### PROVIDED ENTRIES:
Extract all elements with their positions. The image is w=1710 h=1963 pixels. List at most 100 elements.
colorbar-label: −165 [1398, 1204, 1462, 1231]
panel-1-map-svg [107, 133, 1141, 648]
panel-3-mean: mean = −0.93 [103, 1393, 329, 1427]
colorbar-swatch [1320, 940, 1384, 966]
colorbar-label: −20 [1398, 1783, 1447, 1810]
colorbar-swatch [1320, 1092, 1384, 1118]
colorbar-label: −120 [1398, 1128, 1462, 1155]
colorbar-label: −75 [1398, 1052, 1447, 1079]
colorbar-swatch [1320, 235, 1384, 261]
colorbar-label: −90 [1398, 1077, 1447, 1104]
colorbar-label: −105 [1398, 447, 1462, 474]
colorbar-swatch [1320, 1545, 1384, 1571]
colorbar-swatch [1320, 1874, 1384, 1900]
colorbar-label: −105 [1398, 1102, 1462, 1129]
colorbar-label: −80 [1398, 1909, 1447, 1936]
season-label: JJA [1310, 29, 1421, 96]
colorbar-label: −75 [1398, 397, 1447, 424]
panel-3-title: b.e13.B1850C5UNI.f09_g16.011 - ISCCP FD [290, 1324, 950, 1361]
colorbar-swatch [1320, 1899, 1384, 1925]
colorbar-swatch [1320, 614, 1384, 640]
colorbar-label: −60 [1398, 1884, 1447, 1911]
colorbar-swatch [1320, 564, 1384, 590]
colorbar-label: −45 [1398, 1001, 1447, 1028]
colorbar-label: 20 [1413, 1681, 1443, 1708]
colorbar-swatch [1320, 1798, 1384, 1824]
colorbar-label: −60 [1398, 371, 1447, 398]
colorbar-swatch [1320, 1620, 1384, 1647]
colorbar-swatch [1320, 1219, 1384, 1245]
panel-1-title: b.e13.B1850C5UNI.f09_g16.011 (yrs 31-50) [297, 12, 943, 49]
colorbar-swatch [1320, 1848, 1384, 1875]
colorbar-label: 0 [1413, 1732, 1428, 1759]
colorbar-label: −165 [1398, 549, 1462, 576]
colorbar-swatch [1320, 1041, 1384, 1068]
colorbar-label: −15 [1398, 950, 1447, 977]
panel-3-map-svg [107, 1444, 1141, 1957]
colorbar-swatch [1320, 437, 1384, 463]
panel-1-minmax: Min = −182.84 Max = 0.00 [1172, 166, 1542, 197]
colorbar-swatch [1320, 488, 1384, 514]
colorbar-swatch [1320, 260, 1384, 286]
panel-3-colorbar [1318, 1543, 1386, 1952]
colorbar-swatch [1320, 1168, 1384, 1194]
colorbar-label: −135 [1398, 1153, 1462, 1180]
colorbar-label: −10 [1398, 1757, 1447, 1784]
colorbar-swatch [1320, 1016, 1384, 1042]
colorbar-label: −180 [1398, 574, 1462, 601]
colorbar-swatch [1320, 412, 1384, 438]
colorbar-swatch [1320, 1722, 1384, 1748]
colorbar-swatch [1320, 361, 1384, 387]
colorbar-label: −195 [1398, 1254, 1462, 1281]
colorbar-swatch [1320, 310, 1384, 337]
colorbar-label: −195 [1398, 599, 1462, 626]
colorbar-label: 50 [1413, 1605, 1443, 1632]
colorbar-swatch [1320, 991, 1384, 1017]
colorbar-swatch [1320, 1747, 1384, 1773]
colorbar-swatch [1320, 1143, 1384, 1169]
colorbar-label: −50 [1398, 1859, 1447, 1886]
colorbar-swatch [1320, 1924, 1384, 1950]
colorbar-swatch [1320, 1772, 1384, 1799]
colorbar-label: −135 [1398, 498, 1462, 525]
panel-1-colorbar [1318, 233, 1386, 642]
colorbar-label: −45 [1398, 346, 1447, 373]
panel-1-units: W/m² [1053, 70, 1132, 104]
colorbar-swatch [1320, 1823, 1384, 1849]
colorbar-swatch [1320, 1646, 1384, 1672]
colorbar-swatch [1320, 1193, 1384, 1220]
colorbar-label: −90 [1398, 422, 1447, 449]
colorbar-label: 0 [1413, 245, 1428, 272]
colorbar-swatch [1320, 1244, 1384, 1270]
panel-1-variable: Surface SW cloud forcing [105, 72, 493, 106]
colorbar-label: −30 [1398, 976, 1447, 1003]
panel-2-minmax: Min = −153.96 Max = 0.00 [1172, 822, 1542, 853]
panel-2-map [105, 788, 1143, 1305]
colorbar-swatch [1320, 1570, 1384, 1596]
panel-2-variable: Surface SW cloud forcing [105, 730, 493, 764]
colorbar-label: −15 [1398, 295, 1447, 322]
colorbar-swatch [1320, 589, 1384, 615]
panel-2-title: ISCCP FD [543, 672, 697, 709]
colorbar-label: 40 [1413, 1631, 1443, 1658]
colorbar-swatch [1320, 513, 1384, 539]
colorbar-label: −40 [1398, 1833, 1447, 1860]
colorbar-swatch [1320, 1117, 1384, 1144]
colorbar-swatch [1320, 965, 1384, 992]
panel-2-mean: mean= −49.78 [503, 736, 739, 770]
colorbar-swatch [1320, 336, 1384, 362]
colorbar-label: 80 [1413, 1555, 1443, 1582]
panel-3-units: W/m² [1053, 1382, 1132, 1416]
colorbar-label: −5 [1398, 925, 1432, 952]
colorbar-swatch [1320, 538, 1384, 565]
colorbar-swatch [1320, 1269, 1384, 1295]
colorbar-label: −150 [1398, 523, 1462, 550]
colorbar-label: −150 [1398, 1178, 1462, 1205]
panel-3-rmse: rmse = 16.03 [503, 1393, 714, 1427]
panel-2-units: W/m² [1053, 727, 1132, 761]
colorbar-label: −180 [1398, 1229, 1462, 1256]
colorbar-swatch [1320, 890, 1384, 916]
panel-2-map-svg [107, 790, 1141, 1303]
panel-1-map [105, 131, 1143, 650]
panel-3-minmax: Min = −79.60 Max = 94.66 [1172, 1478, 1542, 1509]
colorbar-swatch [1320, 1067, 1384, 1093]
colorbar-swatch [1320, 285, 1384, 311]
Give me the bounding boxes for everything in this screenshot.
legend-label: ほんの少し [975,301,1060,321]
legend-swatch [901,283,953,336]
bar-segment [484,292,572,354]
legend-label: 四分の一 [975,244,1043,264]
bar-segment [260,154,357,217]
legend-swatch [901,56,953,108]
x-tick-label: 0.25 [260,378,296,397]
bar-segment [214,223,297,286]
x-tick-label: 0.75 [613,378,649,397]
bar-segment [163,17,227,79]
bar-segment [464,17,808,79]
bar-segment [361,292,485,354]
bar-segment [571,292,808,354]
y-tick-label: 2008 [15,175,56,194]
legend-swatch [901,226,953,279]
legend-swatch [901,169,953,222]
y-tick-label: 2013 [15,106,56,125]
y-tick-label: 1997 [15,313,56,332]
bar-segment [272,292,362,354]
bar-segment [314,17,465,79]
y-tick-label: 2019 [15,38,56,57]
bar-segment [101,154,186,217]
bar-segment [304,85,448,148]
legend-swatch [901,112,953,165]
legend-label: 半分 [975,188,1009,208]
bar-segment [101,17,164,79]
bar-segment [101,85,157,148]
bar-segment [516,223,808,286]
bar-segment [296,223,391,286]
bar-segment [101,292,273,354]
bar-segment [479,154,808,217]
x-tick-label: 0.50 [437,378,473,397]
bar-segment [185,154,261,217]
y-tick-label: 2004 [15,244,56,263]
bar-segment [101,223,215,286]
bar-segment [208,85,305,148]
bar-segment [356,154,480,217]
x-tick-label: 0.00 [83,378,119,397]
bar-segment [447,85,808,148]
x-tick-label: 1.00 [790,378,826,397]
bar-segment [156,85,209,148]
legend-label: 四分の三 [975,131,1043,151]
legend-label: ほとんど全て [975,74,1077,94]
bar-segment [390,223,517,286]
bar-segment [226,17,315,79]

### EXERCISE TASK:
Please retype every one of the rows above without any changes.

### WRITTEN REPLY:
Extract all elements with their positions. The image is w=1710 h=1963 pixels. List at most 100 elements.
colorbar-label: −165 [1398, 1204, 1462, 1231]
panel-1-map-svg [107, 133, 1141, 648]
panel-3-mean: mean = −0.93 [103, 1393, 329, 1427]
colorbar-swatch [1320, 940, 1384, 966]
colorbar-label: −20 [1398, 1783, 1447, 1810]
colorbar-swatch [1320, 1092, 1384, 1118]
colorbar-label: −120 [1398, 1128, 1462, 1155]
colorbar-label: −75 [1398, 1052, 1447, 1079]
colorbar-swatch [1320, 235, 1384, 261]
colorbar-label: −90 [1398, 1077, 1447, 1104]
colorbar-label: −105 [1398, 447, 1462, 474]
colorbar-swatch [1320, 1545, 1384, 1571]
colorbar-swatch [1320, 1874, 1384, 1900]
colorbar-label: −105 [1398, 1102, 1462, 1129]
colorbar-label: −80 [1398, 1909, 1447, 1936]
season-label: JJA [1310, 29, 1421, 96]
colorbar-label: −75 [1398, 397, 1447, 424]
panel-3-title: b.e13.B1850C5UNI.f09_g16.011 - ISCCP FD [290, 1324, 950, 1361]
colorbar-swatch [1320, 1899, 1384, 1925]
colorbar-swatch [1320, 614, 1384, 640]
colorbar-label: −60 [1398, 1884, 1447, 1911]
colorbar-swatch [1320, 564, 1384, 590]
colorbar-label: −45 [1398, 1001, 1447, 1028]
colorbar-label: 20 [1413, 1681, 1443, 1708]
colorbar-swatch [1320, 1798, 1384, 1824]
colorbar-label: −60 [1398, 371, 1447, 398]
colorbar-swatch [1320, 1620, 1384, 1647]
colorbar-swatch [1320, 1219, 1384, 1245]
panel-1-title: b.e13.B1850C5UNI.f09_g16.011 (yrs 31-50) [297, 12, 943, 49]
colorbar-swatch [1320, 1848, 1384, 1875]
colorbar-label: 0 [1413, 1732, 1428, 1759]
colorbar-label: −165 [1398, 549, 1462, 576]
colorbar-swatch [1320, 1041, 1384, 1068]
colorbar-label: −15 [1398, 950, 1447, 977]
panel-3-map-svg [107, 1444, 1141, 1957]
colorbar-swatch [1320, 437, 1384, 463]
panel-1-minmax: Min = −182.84 Max = 0.00 [1172, 166, 1542, 197]
colorbar-swatch [1320, 488, 1384, 514]
colorbar-swatch [1320, 260, 1384, 286]
panel-3-colorbar [1318, 1543, 1386, 1952]
colorbar-swatch [1320, 1168, 1384, 1194]
colorbar-label: −135 [1398, 1153, 1462, 1180]
colorbar-label: −10 [1398, 1757, 1447, 1784]
colorbar-swatch [1320, 1016, 1384, 1042]
colorbar-label: −180 [1398, 574, 1462, 601]
colorbar-swatch [1320, 412, 1384, 438]
colorbar-swatch [1320, 1722, 1384, 1748]
colorbar-swatch [1320, 361, 1384, 387]
colorbar-label: −195 [1398, 1254, 1462, 1281]
colorbar-swatch [1320, 310, 1384, 337]
colorbar-label: −195 [1398, 599, 1462, 626]
colorbar-label: 50 [1413, 1605, 1443, 1632]
colorbar-swatch [1320, 991, 1384, 1017]
colorbar-swatch [1320, 1747, 1384, 1773]
colorbar-swatch [1320, 1143, 1384, 1169]
colorbar-label: −50 [1398, 1859, 1447, 1886]
colorbar-swatch [1320, 1924, 1384, 1950]
colorbar-swatch [1320, 1772, 1384, 1799]
colorbar-label: −135 [1398, 498, 1462, 525]
panel-1-colorbar [1318, 233, 1386, 642]
colorbar-label: −45 [1398, 346, 1447, 373]
panel-1-units: W/m² [1053, 70, 1132, 104]
colorbar-swatch [1320, 1823, 1384, 1849]
colorbar-swatch [1320, 1646, 1384, 1672]
colorbar-swatch [1320, 1193, 1384, 1220]
colorbar-label: −90 [1398, 422, 1447, 449]
colorbar-label: 0 [1413, 245, 1428, 272]
colorbar-swatch [1320, 1244, 1384, 1270]
panel-1-variable: Surface SW cloud forcing [105, 72, 493, 106]
colorbar-label: −30 [1398, 976, 1447, 1003]
panel-2-minmax: Min = −153.96 Max = 0.00 [1172, 822, 1542, 853]
panel-2-map [105, 788, 1143, 1305]
colorbar-swatch [1320, 1570, 1384, 1596]
panel-2-variable: Surface SW cloud forcing [105, 730, 493, 764]
colorbar-label: −15 [1398, 295, 1447, 322]
colorbar-swatch [1320, 589, 1384, 615]
panel-2-title: ISCCP FD [543, 672, 697, 709]
colorbar-label: 40 [1413, 1631, 1443, 1658]
colorbar-swatch [1320, 513, 1384, 539]
colorbar-label: −40 [1398, 1833, 1447, 1860]
colorbar-swatch [1320, 1117, 1384, 1144]
colorbar-swatch [1320, 965, 1384, 992]
panel-2-mean: mean= −49.78 [503, 736, 739, 770]
colorbar-swatch [1320, 336, 1384, 362]
colorbar-label: 80 [1413, 1555, 1443, 1582]
panel-3-units: W/m² [1053, 1382, 1132, 1416]
colorbar-label: −5 [1398, 925, 1432, 952]
colorbar-swatch [1320, 538, 1384, 565]
colorbar-swatch [1320, 1269, 1384, 1295]
colorbar-label: −150 [1398, 523, 1462, 550]
colorbar-label: −150 [1398, 1178, 1462, 1205]
panel-3-rmse: rmse = 16.03 [503, 1393, 714, 1427]
panel-2-units: W/m² [1053, 727, 1132, 761]
colorbar-label: −180 [1398, 1229, 1462, 1256]
colorbar-swatch [1320, 890, 1384, 916]
panel-2-map-svg [107, 790, 1141, 1303]
panel-1-map [105, 131, 1143, 650]
panel-3-minmax: Min = −79.60 Max = 94.66 [1172, 1478, 1542, 1509]
colorbar-swatch [1320, 1067, 1384, 1093]
colorbar-swatch [1320, 285, 1384, 311]
Give me the bounding boxes for everything in this screenshot.
legend-label: ほんの少し [975,301,1060,321]
legend-swatch [901,283,953,336]
bar-segment [484,292,572,354]
legend-label: 四分の一 [975,244,1043,264]
bar-segment [260,154,357,217]
legend-swatch [901,56,953,108]
x-tick-label: 0.25 [260,378,296,397]
bar-segment [214,223,297,286]
x-tick-label: 0.75 [613,378,649,397]
bar-segment [163,17,227,79]
bar-segment [464,17,808,79]
bar-segment [361,292,485,354]
bar-segment [571,292,808,354]
y-tick-label: 2008 [15,175,56,194]
legend-swatch [901,226,953,279]
legend-swatch [901,169,953,222]
y-tick-label: 2013 [15,106,56,125]
y-tick-label: 1997 [15,313,56,332]
bar-segment [272,292,362,354]
bar-segment [314,17,465,79]
y-tick-label: 2019 [15,38,56,57]
bar-segment [101,154,186,217]
bar-segment [304,85,448,148]
legend-swatch [901,112,953,165]
legend-label: 半分 [975,188,1009,208]
bar-segment [101,17,164,79]
bar-segment [101,85,157,148]
bar-segment [516,223,808,286]
bar-segment [296,223,391,286]
bar-segment [101,292,273,354]
bar-segment [479,154,808,217]
x-tick-label: 0.50 [437,378,473,397]
bar-segment [185,154,261,217]
y-tick-label: 2004 [15,244,56,263]
bar-segment [101,223,215,286]
bar-segment [208,85,305,148]
bar-segment [356,154,480,217]
x-tick-label: 0.00 [83,378,119,397]
bar-segment [447,85,808,148]
x-tick-label: 1.00 [790,378,826,397]
bar-segment [156,85,209,148]
legend-label: 四分の三 [975,131,1043,151]
legend-label: ほとんど全て [975,74,1077,94]
bar-segment [390,223,517,286]
bar-segment [226,17,315,79]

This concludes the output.